### Given exercise
Without the pictures, print each of the records below exactly as it appears.

====== Given records ======

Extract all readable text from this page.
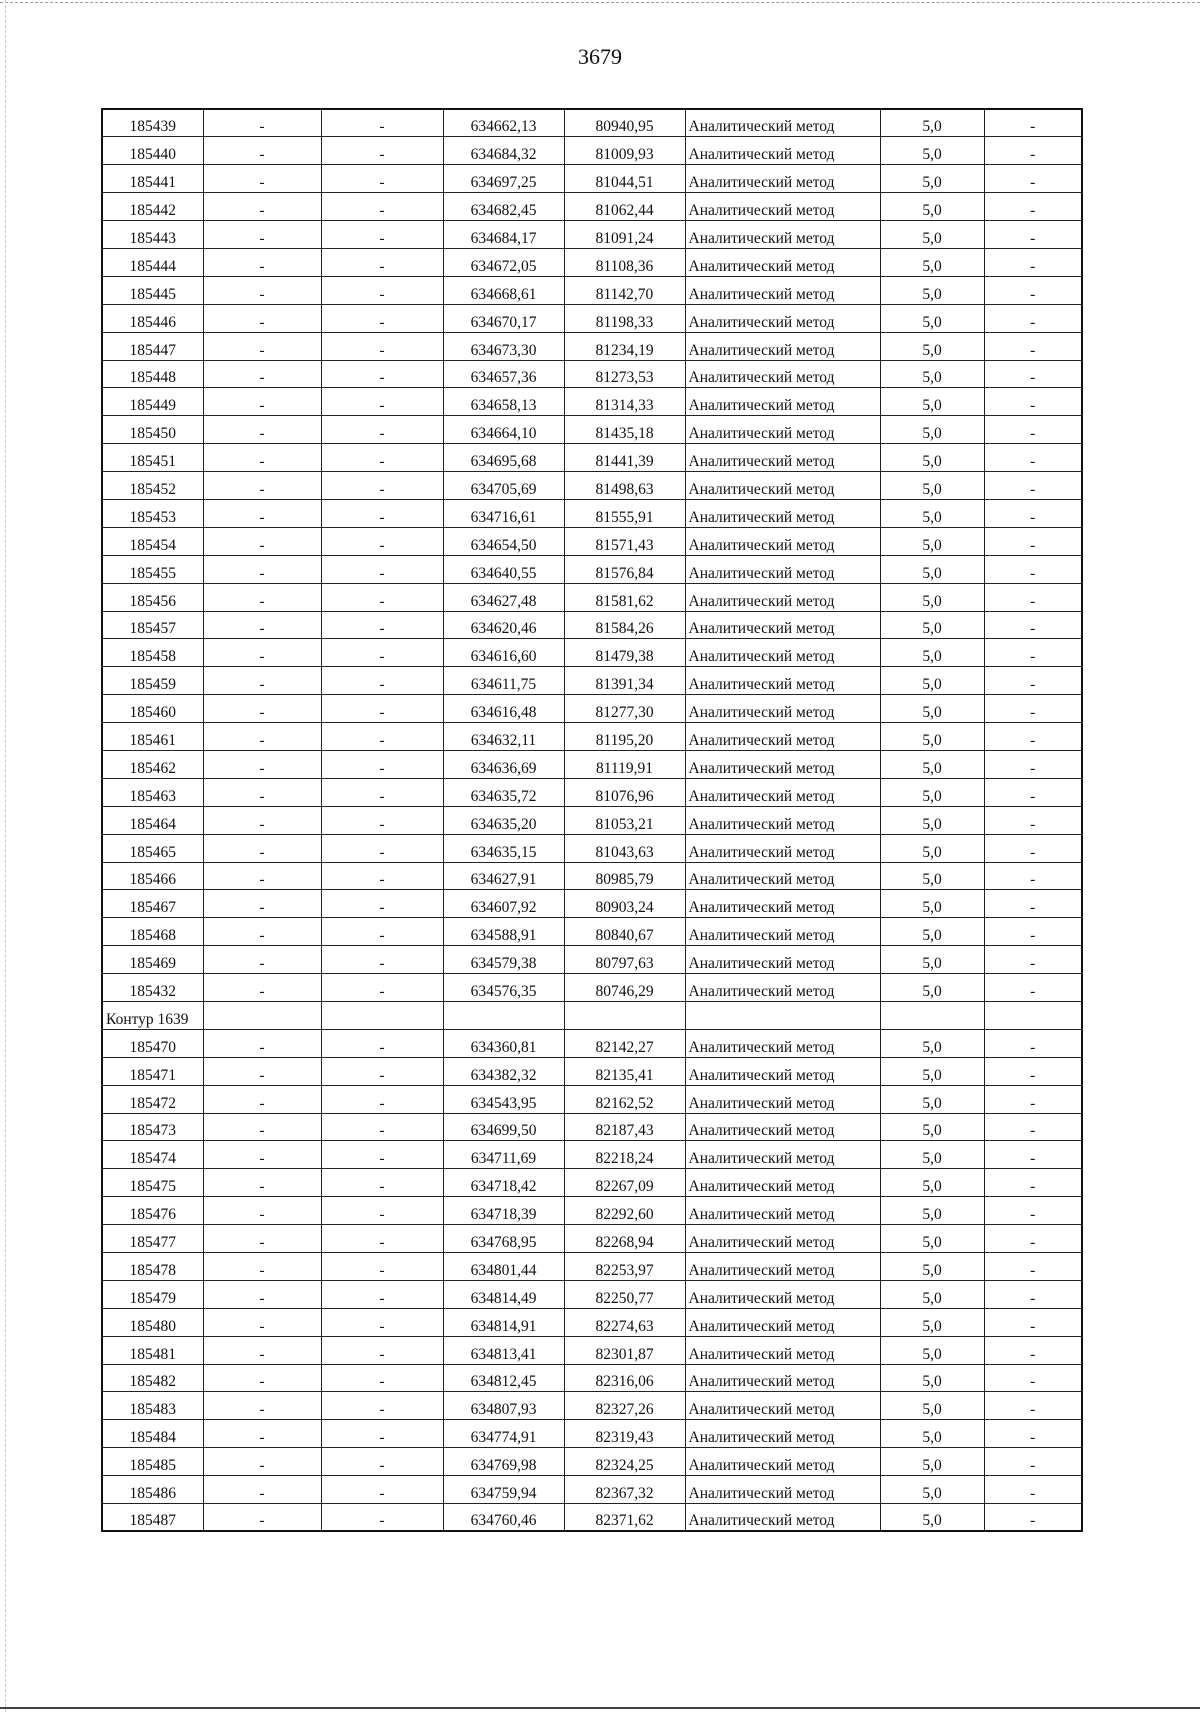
3679
185439	-	-	634662,13	80940,95	Аналитический метод	5,0	-
185440	-	-	634684,32	81009,93	Аналитический метод	5,0	-
185441	-	-	634697,25	81044,51	Аналитический метод	5,0	-
185442	-	-	634682,45	81062,44	Аналитический метод	5,0	-
185443	-	-	634684,17	81091,24	Аналитический метод	5,0	-
185444	-	-	634672,05	81108,36	Аналитический метод	5,0	-
185445	-	-	634668,61	81142,70	Аналитический метод	5,0	-
185446	-	-	634670,17	81198,33	Аналитический метод	5,0	-
185447	-	-	634673,30	81234,19	Аналитический метод	5,0	-
185448	-	-	634657,36	81273,53	Аналитический метод	5,0	-
185449	-	-	634658,13	81314,33	Аналитический метод	5,0	-
185450	-	-	634664,10	81435,18	Аналитический метод	5,0	-
185451	-	-	634695,68	81441,39	Аналитический метод	5,0	-
185452	-	-	634705,69	81498,63	Аналитический метод	5,0	-
185453	-	-	634716,61	81555,91	Аналитический метод	5,0	-
185454	-	-	634654,50	81571,43	Аналитический метод	5,0	-
185455	-	-	634640,55	81576,84	Аналитический метод	5,0	-
185456	-	-	634627,48	81581,62	Аналитический метод	5,0	-
185457	-	-	634620,46	81584,26	Аналитический метод	5,0	-
185458	-	-	634616,60	81479,38	Аналитический метод	5,0	-
185459	-	-	634611,75	81391,34	Аналитический метод	5,0	-
185460	-	-	634616,48	81277,30	Аналитический метод	5,0	-
185461	-	-	634632,11	81195,20	Аналитический метод	5,0	-
185462	-	-	634636,69	81119,91	Аналитический метод	5,0	-
185463	-	-	634635,72	81076,96	Аналитический метод	5,0	-
185464	-	-	634635,20	81053,21	Аналитический метод	5,0	-
185465	-	-	634635,15	81043,63	Аналитический метод	5,0	-
185466	-	-	634627,91	80985,79	Аналитический метод	5,0	-
185467	-	-	634607,92	80903,24	Аналитический метод	5,0	-
185468	-	-	634588,91	80840,67	Аналитический метод	5,0	-
185469	-	-	634579,38	80797,63	Аналитический метод	5,0	-
185432	-	-	634576,35	80746,29	Аналитический метод	5,0	-
Контур 1639							
185470	-	-	634360,81	82142,27	Аналитический метод	5,0	-
185471	-	-	634382,32	82135,41	Аналитический метод	5,0	-
185472	-	-	634543,95	82162,52	Аналитический метод	5,0	-
185473	-	-	634699,50	82187,43	Аналитический метод	5,0	-
185474	-	-	634711,69	82218,24	Аналитический метод	5,0	-
185475	-	-	634718,42	82267,09	Аналитический метод	5,0	-
185476	-	-	634718,39	82292,60	Аналитический метод	5,0	-
185477	-	-	634768,95	82268,94	Аналитический метод	5,0	-
185478	-	-	634801,44	82253,97	Аналитический метод	5,0	-
185479	-	-	634814,49	82250,77	Аналитический метод	5,0	-
185480	-	-	634814,91	82274,63	Аналитический метод	5,0	-
185481	-	-	634813,41	82301,87	Аналитический метод	5,0	-
185482	-	-	634812,45	82316,06	Аналитический метод	5,0	-
185483	-	-	634807,93	82327,26	Аналитический метод	5,0	-
185484	-	-	634774,91	82319,43	Аналитический метод	5,0	-
185485	-	-	634769,98	82324,25	Аналитический метод	5,0	-
185486	-	-	634759,94	82367,32	Аналитический метод	5,0	-
185487	-	-	634760,46	82371,62	Аналитический метод	5,0	-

======

### Solution
Extract all readable text from this page.
3679
185439	-	-	634662,13	80940,95	Аналитический метод	5,0	-
185440	-	-	634684,32	81009,93	Аналитический метод	5,0	-
185441	-	-	634697,25	81044,51	Аналитический метод	5,0	-
185442	-	-	634682,45	81062,44	Аналитический метод	5,0	-
185443	-	-	634684,17	81091,24	Аналитический метод	5,0	-
185444	-	-	634672,05	81108,36	Аналитический метод	5,0	-
185445	-	-	634668,61	81142,70	Аналитический метод	5,0	-
185446	-	-	634670,17	81198,33	Аналитический метод	5,0	-
185447	-	-	634673,30	81234,19	Аналитический метод	5,0	-
185448	-	-	634657,36	81273,53	Аналитический метод	5,0	-
185449	-	-	634658,13	81314,33	Аналитический метод	5,0	-
185450	-	-	634664,10	81435,18	Аналитический метод	5,0	-
185451	-	-	634695,68	81441,39	Аналитический метод	5,0	-
185452	-	-	634705,69	81498,63	Аналитический метод	5,0	-
185453	-	-	634716,61	81555,91	Аналитический метод	5,0	-
185454	-	-	634654,50	81571,43	Аналитический метод	5,0	-
185455	-	-	634640,55	81576,84	Аналитический метод	5,0	-
185456	-	-	634627,48	81581,62	Аналитический метод	5,0	-
185457	-	-	634620,46	81584,26	Аналитический метод	5,0	-
185458	-	-	634616,60	81479,38	Аналитический метод	5,0	-
185459	-	-	634611,75	81391,34	Аналитический метод	5,0	-
185460	-	-	634616,48	81277,30	Аналитический метод	5,0	-
185461	-	-	634632,11	81195,20	Аналитический метод	5,0	-
185462	-	-	634636,69	81119,91	Аналитический метод	5,0	-
185463	-	-	634635,72	81076,96	Аналитический метод	5,0	-
185464	-	-	634635,20	81053,21	Аналитический метод	5,0	-
185465	-	-	634635,15	81043,63	Аналитический метод	5,0	-
185466	-	-	634627,91	80985,79	Аналитический метод	5,0	-
185467	-	-	634607,92	80903,24	Аналитический метод	5,0	-
185468	-	-	634588,91	80840,67	Аналитический метод	5,0	-
185469	-	-	634579,38	80797,63	Аналитический метод	5,0	-
185432	-	-	634576,35	80746,29	Аналитический метод	5,0	-
Контур 1639							
185470	-	-	634360,81	82142,27	Аналитический метод	5,0	-
185471	-	-	634382,32	82135,41	Аналитический метод	5,0	-
185472	-	-	634543,95	82162,52	Аналитический метод	5,0	-
185473	-	-	634699,50	82187,43	Аналитический метод	5,0	-
185474	-	-	634711,69	82218,24	Аналитический метод	5,0	-
185475	-	-	634718,42	82267,09	Аналитический метод	5,0	-
185476	-	-	634718,39	82292,60	Аналитический метод	5,0	-
185477	-	-	634768,95	82268,94	Аналитический метод	5,0	-
185478	-	-	634801,44	82253,97	Аналитический метод	5,0	-
185479	-	-	634814,49	82250,77	Аналитический метод	5,0	-
185480	-	-	634814,91	82274,63	Аналитический метод	5,0	-
185481	-	-	634813,41	82301,87	Аналитический метод	5,0	-
185482	-	-	634812,45	82316,06	Аналитический метод	5,0	-
185483	-	-	634807,93	82327,26	Аналитический метод	5,0	-
185484	-	-	634774,91	82319,43	Аналитический метод	5,0	-
185485	-	-	634769,98	82324,25	Аналитический метод	5,0	-
185486	-	-	634759,94	82367,32	Аналитический метод	5,0	-
185487	-	-	634760,46	82371,62	Аналитический метод	5,0	-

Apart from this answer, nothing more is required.